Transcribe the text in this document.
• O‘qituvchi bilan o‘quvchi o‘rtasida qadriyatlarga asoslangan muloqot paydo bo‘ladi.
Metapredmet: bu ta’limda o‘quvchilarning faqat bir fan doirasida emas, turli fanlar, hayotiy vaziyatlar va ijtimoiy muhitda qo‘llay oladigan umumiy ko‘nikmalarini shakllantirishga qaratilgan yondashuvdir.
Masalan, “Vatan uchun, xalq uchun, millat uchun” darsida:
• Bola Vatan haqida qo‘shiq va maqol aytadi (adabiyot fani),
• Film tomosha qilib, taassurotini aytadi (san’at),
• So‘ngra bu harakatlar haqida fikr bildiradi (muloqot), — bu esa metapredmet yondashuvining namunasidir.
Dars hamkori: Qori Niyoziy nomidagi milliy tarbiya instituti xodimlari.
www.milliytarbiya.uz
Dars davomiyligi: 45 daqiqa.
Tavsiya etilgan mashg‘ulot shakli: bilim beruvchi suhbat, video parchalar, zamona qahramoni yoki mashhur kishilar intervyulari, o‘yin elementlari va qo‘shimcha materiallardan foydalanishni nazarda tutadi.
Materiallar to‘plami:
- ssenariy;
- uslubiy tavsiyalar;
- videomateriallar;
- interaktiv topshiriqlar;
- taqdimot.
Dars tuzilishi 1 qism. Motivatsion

#####

- **What is expected**
Give the number of lines in the records above that contain the word "muloqot". Reply with that number alone.

- **Task answer**
2